> **REQUIREMENTS**:
How many lines of these entries include the string "самоуправления"? State the number alone.

> **THE INPUT**:
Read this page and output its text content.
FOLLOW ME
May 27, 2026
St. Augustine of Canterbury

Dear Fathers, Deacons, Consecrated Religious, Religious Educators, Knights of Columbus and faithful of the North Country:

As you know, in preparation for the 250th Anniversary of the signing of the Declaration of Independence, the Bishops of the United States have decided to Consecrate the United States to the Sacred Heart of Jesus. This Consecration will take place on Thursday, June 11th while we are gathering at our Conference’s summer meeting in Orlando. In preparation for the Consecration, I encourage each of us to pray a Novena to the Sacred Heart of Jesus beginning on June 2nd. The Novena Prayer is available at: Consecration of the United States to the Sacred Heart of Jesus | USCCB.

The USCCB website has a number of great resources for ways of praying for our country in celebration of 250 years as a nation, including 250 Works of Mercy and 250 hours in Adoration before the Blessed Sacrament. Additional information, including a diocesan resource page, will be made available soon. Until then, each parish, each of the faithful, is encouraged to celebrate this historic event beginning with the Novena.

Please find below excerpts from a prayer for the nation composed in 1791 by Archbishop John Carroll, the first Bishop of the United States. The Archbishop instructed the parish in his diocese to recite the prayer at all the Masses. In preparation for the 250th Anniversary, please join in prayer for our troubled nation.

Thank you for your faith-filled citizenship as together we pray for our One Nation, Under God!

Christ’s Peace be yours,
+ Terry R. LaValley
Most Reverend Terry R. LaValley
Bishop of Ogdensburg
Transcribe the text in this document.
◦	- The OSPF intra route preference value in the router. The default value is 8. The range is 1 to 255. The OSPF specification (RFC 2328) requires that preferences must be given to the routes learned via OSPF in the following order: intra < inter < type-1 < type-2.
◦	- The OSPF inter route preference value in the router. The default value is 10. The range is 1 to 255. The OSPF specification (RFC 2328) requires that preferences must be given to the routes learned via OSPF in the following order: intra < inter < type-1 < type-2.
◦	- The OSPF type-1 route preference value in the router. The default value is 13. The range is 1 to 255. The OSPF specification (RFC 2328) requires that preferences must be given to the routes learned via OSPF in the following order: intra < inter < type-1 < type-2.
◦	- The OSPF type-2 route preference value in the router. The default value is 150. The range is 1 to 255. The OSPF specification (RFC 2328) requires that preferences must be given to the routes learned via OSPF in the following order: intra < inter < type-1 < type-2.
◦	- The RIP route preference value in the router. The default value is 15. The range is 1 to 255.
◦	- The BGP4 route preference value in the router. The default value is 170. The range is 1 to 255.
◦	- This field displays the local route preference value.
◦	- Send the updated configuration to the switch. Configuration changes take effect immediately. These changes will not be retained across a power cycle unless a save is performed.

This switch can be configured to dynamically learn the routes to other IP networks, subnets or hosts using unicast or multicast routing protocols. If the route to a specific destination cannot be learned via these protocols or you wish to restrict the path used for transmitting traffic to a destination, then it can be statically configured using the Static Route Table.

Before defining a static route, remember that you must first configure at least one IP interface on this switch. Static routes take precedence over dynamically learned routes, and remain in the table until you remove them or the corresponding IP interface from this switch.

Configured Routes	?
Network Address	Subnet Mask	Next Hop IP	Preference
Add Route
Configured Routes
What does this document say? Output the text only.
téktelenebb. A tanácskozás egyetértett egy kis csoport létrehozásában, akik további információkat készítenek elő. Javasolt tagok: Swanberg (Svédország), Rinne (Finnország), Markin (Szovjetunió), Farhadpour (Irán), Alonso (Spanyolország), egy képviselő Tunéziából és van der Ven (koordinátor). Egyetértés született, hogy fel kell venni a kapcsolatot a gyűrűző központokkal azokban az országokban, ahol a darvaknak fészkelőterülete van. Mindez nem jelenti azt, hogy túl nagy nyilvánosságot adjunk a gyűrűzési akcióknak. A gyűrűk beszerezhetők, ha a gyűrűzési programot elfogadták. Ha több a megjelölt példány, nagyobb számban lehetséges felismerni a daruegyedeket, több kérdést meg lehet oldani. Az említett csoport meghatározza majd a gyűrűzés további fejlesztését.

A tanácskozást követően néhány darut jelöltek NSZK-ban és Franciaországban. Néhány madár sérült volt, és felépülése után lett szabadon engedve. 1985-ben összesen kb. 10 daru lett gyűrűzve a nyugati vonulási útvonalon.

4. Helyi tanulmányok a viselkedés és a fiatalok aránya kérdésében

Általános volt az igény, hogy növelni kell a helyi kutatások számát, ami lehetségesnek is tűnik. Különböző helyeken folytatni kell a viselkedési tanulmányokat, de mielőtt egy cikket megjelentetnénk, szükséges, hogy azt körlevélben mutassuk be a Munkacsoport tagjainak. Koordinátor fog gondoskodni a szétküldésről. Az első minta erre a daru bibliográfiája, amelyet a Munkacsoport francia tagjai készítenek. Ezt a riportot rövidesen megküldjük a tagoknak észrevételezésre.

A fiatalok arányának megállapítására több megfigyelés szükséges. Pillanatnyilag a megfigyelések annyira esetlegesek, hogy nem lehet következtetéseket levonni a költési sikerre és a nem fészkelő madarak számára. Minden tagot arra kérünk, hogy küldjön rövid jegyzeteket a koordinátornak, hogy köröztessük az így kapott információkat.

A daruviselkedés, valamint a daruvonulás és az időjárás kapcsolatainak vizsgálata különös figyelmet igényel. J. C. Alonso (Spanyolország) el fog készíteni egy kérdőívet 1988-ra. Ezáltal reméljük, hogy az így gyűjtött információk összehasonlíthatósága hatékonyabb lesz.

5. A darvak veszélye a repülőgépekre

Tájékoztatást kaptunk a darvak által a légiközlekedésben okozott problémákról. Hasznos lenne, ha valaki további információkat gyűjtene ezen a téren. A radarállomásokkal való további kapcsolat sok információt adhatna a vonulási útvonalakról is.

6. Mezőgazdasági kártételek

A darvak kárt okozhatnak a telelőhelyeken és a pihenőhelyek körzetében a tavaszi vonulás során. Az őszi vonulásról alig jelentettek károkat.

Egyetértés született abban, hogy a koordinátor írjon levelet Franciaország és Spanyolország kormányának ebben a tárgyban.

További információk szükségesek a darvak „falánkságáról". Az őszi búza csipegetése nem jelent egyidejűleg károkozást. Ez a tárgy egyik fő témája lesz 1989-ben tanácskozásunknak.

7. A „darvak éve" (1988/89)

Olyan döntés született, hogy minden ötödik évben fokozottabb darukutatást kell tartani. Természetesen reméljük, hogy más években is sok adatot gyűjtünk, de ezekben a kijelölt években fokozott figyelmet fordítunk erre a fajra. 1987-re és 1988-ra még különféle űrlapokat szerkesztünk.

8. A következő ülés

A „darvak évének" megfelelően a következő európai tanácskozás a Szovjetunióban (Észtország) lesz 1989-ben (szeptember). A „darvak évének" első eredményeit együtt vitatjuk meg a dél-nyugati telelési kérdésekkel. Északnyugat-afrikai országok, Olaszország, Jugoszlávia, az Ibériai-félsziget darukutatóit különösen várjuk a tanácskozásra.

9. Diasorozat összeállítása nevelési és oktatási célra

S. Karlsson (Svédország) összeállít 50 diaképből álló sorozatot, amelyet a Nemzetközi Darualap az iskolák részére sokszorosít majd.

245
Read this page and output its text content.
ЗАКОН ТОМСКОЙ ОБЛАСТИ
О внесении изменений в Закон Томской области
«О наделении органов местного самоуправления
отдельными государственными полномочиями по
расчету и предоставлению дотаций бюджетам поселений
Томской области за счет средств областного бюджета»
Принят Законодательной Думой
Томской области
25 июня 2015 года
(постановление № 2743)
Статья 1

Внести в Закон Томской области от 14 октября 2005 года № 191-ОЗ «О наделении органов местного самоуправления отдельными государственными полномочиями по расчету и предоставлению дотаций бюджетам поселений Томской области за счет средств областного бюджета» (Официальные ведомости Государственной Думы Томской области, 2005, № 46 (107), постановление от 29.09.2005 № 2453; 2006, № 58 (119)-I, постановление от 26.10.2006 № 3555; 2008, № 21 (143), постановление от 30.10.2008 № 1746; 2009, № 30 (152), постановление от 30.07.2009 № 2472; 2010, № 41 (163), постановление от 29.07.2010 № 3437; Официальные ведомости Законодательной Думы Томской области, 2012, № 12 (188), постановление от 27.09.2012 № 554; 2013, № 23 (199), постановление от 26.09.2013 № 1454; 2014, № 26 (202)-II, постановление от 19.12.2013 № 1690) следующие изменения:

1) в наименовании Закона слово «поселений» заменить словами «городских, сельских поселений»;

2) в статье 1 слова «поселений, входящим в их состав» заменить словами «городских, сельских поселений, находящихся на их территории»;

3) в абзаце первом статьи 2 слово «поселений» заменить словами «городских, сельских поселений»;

> **WORKED ANSWER**:
2